• [Input data]
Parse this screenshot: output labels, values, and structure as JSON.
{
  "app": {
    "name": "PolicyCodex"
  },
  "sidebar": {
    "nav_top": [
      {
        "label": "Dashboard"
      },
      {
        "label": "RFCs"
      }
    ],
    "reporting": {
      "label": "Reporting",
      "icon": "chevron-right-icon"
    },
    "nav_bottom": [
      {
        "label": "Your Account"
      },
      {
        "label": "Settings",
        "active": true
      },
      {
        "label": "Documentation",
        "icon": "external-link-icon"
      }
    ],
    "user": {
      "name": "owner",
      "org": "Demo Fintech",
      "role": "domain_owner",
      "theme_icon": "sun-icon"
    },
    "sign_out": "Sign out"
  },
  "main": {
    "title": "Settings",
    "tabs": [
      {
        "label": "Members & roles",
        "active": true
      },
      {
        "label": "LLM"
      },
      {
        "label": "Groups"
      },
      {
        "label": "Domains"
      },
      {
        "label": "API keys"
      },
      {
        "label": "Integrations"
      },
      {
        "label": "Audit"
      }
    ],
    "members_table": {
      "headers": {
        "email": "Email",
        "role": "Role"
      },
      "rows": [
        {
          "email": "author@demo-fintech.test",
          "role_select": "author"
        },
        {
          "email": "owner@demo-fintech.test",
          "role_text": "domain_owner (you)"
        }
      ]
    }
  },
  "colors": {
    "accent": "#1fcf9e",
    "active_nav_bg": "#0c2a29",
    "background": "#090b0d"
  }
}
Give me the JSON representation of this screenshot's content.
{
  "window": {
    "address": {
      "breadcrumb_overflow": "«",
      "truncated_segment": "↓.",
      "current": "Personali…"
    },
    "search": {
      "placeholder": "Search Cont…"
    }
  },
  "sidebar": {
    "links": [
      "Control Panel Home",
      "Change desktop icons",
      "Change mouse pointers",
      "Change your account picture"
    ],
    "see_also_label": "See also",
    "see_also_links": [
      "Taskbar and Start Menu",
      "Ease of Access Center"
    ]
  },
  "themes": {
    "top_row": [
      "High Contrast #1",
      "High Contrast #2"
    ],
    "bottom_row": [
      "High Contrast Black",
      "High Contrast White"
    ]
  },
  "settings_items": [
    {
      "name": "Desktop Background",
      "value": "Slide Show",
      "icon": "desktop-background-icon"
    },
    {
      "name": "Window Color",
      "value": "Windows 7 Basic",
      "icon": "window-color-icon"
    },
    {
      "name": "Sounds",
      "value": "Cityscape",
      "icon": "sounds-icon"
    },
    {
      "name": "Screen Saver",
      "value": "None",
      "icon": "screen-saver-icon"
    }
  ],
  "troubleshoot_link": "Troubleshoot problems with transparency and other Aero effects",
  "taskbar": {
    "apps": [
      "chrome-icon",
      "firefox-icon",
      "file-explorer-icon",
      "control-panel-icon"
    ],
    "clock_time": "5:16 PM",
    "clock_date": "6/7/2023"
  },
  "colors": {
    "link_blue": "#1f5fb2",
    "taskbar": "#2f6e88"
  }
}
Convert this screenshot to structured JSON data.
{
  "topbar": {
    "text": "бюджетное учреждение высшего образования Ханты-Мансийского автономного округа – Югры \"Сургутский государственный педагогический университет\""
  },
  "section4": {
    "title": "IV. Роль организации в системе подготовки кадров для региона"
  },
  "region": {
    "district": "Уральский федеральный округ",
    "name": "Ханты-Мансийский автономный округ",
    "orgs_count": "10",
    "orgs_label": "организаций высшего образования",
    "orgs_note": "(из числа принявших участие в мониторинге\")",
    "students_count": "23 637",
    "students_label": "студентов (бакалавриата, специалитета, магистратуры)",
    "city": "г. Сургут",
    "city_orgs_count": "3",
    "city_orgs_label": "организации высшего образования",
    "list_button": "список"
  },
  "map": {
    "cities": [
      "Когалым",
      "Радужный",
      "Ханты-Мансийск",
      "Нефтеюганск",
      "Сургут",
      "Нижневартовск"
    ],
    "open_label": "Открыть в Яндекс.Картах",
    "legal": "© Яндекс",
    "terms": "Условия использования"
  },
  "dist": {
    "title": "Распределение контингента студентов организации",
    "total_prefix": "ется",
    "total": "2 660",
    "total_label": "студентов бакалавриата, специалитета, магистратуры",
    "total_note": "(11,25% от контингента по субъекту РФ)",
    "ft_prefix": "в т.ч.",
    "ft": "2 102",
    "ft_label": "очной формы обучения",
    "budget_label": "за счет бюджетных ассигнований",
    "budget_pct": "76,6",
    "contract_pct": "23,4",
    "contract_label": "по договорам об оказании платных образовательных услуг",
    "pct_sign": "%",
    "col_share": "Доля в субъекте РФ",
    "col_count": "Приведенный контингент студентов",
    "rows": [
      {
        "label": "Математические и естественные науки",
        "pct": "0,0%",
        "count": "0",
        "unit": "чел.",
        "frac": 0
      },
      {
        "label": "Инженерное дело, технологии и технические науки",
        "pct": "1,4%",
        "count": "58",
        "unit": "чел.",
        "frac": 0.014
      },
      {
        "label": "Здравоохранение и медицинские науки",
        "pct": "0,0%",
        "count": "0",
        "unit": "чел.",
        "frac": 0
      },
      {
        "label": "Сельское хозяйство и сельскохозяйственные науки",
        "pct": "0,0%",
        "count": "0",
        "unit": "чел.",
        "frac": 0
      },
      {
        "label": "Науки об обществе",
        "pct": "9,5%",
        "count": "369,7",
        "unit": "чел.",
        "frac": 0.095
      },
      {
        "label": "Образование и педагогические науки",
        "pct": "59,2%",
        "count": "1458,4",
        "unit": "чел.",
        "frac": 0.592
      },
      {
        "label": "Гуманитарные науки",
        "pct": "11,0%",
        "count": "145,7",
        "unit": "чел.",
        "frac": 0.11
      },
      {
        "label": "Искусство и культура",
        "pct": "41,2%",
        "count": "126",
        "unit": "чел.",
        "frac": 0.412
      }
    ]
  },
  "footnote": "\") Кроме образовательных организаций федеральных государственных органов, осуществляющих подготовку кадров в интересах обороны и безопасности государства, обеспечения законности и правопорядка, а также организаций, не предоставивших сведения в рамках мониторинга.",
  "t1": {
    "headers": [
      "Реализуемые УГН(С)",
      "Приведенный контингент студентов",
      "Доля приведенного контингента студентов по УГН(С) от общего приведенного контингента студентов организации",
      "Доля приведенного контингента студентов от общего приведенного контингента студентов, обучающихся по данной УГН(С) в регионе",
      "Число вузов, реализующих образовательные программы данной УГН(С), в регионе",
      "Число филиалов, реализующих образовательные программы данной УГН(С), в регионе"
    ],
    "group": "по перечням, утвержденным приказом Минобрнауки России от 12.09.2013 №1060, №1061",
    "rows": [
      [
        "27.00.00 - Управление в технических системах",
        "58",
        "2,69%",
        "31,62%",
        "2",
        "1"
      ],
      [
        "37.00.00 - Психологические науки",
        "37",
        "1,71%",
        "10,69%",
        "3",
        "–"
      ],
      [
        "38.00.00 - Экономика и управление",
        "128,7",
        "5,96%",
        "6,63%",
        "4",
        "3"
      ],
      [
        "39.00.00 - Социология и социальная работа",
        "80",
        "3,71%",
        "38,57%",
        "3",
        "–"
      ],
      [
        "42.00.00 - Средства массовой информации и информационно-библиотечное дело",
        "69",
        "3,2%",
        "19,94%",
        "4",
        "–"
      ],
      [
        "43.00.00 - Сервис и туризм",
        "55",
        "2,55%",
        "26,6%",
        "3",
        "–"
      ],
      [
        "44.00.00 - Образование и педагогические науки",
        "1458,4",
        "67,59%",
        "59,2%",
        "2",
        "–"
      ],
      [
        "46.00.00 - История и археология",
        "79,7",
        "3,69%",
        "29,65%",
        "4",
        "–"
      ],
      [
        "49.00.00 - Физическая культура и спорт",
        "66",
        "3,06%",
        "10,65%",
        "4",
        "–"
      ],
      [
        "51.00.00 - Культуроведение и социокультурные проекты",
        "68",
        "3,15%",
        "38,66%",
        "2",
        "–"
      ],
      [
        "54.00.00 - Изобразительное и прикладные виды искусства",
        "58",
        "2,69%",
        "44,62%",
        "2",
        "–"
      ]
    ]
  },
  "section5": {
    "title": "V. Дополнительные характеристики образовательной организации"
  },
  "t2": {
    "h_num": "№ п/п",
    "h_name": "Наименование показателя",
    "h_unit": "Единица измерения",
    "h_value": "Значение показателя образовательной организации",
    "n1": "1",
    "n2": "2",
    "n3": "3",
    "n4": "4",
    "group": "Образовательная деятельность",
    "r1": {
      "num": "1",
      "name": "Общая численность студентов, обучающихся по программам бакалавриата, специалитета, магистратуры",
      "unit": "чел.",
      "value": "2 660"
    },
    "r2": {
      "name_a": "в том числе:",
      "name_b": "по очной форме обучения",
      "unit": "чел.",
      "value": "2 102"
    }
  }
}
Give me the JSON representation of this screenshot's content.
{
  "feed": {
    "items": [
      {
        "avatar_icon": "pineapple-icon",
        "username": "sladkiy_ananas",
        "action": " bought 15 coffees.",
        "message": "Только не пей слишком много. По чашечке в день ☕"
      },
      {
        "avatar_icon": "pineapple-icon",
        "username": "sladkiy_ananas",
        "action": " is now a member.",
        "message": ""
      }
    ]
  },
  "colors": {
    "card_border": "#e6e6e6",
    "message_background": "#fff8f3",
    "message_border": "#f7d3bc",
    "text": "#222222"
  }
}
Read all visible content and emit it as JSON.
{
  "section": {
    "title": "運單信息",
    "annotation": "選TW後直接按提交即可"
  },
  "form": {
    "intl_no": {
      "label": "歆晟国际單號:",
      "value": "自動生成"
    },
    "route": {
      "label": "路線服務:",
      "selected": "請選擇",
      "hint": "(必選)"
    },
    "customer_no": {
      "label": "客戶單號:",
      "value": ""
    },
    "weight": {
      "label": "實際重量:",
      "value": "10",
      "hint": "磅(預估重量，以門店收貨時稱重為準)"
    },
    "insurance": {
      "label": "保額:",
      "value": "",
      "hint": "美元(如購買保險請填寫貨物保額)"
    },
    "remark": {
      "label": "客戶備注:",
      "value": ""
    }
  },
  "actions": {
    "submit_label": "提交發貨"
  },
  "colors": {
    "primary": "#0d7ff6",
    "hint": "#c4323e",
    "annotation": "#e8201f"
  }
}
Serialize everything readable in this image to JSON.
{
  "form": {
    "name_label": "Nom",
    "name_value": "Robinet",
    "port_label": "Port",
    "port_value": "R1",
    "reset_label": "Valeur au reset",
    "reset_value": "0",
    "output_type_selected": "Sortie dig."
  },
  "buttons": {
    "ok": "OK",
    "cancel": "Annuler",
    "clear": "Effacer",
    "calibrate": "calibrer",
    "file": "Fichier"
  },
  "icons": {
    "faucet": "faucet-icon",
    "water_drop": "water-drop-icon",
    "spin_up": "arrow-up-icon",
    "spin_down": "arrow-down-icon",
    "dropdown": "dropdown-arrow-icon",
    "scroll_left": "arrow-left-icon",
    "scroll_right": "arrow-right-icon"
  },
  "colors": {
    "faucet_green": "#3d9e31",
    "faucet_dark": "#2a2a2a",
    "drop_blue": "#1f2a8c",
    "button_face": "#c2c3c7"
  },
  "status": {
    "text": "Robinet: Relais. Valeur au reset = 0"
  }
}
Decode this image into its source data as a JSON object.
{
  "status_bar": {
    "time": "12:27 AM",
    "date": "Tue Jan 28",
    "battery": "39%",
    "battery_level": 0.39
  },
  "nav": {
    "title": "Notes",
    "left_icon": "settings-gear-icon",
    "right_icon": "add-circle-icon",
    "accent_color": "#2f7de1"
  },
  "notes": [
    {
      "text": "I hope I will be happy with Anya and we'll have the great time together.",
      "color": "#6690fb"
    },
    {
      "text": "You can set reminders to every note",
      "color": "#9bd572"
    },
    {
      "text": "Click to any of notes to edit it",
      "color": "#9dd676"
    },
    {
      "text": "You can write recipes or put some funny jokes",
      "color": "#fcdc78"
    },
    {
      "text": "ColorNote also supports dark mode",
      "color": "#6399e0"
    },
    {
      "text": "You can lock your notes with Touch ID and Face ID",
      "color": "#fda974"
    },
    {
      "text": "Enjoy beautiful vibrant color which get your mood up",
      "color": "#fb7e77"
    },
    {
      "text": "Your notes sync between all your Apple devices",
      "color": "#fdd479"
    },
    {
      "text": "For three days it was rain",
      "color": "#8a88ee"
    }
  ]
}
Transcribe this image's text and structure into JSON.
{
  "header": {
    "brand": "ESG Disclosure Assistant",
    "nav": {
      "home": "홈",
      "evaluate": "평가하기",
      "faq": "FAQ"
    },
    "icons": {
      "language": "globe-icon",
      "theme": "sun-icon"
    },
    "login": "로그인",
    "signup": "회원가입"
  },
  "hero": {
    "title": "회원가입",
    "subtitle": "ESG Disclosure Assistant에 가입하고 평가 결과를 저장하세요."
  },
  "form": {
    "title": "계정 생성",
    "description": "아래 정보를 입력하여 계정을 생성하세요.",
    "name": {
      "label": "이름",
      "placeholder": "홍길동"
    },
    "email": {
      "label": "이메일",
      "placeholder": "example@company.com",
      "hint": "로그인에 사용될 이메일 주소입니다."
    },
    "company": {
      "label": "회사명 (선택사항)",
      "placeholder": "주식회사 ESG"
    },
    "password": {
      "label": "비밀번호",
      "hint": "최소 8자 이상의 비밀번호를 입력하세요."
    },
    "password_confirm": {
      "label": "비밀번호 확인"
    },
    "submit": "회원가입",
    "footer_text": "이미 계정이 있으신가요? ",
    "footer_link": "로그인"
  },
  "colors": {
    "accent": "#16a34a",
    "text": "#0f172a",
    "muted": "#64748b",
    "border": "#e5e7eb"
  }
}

• [Given task]
Return only the number of lines in the preceding records that contain the string "company".

• [Full answer]
2